Written problem. Locate every line in the records below that holds the word "Transfer" and return each one.

The input.

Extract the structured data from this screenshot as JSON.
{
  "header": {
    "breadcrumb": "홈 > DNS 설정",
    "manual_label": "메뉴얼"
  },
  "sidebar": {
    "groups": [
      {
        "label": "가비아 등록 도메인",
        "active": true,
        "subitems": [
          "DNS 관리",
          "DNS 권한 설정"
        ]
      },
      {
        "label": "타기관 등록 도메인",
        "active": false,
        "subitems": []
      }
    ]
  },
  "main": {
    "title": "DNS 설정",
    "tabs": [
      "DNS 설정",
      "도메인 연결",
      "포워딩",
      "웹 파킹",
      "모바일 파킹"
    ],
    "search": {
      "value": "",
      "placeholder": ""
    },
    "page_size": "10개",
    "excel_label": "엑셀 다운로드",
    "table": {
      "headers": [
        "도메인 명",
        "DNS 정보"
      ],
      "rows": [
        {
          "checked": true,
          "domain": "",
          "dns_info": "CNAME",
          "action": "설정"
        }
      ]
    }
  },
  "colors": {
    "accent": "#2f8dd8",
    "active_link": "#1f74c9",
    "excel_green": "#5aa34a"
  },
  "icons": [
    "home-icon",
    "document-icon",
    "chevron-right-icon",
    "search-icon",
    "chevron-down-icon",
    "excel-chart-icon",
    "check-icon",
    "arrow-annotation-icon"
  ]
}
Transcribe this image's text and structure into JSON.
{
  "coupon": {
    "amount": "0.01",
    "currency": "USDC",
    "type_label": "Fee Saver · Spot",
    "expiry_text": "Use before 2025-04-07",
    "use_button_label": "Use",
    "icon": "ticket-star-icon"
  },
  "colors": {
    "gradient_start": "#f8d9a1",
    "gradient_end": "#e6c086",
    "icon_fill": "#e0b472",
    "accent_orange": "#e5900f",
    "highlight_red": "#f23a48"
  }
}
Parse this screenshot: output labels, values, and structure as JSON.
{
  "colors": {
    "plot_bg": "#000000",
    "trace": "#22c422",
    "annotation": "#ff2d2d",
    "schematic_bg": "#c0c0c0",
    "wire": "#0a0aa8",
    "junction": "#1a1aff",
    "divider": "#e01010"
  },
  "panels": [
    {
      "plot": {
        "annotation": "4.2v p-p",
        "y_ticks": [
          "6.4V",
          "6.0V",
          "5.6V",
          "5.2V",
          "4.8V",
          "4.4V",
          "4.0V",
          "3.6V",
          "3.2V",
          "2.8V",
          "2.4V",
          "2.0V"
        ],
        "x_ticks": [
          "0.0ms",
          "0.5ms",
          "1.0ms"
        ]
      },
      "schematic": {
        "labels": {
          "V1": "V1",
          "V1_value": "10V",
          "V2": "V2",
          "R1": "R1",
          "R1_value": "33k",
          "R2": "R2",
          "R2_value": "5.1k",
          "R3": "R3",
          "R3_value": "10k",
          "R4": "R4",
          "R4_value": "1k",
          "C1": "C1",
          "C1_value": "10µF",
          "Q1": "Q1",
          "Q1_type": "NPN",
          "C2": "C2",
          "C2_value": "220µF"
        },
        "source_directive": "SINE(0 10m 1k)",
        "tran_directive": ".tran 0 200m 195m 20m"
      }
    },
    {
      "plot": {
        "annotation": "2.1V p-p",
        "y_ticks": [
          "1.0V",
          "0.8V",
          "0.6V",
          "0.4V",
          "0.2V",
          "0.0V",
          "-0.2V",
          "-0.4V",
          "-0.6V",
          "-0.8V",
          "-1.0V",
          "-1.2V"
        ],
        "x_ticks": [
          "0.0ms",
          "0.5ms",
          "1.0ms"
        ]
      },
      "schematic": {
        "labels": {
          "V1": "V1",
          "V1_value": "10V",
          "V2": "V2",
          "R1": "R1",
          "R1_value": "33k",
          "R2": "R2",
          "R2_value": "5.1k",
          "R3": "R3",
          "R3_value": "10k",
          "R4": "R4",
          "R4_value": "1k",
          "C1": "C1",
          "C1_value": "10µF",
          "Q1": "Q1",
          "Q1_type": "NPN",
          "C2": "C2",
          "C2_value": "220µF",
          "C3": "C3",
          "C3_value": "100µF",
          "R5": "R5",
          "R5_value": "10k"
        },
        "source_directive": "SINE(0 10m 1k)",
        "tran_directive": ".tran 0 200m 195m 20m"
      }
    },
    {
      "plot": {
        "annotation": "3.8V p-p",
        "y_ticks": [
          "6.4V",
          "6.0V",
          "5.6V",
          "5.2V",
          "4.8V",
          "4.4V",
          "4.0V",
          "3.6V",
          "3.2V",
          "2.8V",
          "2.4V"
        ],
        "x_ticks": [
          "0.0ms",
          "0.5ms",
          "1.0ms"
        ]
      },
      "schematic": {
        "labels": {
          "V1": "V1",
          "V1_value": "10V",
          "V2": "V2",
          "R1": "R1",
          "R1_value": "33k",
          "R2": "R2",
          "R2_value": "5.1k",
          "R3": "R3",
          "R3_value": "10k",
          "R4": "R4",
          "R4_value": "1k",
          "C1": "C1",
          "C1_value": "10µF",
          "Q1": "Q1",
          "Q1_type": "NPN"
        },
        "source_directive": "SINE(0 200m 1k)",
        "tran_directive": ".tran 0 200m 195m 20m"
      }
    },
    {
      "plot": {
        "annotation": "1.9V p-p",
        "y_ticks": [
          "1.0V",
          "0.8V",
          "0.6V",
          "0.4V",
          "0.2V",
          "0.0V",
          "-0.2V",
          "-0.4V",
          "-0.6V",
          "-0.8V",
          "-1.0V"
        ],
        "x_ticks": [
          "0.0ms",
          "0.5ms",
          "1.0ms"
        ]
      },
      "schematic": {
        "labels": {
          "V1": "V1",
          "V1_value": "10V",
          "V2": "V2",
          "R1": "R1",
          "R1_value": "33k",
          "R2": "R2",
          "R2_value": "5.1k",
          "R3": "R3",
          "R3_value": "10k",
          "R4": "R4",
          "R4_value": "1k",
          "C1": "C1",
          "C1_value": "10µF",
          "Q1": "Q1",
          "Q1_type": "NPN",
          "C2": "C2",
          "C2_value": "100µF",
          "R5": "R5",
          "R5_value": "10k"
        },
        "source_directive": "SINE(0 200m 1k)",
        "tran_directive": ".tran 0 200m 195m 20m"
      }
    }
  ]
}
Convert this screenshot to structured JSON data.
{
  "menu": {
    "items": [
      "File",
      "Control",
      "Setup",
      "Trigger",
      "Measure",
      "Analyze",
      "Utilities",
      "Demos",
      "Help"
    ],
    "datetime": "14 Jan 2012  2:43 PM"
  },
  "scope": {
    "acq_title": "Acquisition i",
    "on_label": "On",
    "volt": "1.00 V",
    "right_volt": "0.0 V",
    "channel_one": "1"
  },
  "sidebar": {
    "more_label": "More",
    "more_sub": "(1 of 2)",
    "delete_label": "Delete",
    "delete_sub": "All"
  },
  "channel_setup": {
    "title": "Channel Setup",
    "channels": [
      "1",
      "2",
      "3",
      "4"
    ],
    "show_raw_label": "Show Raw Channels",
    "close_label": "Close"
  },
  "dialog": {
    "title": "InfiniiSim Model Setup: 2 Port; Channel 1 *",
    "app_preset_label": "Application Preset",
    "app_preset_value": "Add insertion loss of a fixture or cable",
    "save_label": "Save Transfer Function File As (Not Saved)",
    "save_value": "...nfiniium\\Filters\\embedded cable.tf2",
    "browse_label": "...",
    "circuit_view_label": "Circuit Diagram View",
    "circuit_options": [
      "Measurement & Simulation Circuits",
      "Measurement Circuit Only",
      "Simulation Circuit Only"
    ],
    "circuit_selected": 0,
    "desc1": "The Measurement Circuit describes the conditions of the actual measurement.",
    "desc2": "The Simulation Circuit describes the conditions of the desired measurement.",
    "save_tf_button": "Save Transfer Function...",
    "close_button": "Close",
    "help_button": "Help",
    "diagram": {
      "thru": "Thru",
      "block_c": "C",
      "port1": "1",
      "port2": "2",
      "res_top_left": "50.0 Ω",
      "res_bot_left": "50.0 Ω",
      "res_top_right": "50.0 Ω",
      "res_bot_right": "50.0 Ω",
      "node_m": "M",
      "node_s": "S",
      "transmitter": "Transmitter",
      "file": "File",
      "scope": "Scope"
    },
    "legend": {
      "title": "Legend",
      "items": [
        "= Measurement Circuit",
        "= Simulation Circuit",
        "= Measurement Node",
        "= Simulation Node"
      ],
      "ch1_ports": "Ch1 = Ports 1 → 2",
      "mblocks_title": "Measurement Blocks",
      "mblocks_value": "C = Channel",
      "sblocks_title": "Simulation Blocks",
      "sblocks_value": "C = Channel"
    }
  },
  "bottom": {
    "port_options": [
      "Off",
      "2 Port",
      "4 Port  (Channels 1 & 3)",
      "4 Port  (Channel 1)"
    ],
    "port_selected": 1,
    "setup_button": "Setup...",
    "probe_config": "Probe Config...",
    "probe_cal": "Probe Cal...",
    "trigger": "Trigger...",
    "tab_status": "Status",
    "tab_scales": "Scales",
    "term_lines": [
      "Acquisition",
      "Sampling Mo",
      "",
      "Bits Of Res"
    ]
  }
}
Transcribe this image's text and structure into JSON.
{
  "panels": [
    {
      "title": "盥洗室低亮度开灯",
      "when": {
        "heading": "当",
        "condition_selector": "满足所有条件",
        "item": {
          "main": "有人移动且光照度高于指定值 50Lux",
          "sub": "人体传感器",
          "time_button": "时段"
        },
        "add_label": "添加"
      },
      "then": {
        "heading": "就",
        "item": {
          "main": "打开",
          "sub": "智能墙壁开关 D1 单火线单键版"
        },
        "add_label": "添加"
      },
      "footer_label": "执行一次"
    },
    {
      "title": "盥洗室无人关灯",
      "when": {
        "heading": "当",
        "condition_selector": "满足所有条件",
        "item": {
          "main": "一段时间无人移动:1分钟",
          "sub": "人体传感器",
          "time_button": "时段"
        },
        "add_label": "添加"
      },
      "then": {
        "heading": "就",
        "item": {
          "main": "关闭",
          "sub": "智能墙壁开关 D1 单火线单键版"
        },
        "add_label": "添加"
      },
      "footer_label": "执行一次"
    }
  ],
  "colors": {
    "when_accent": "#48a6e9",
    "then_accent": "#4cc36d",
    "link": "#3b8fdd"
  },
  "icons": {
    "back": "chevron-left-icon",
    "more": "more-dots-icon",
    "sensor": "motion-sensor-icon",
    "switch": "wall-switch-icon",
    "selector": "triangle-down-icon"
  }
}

Result.
    "save_label": "Save Transfer Function File As (Not Saved)",
    "save_tf_button": "Save Transfer Function...",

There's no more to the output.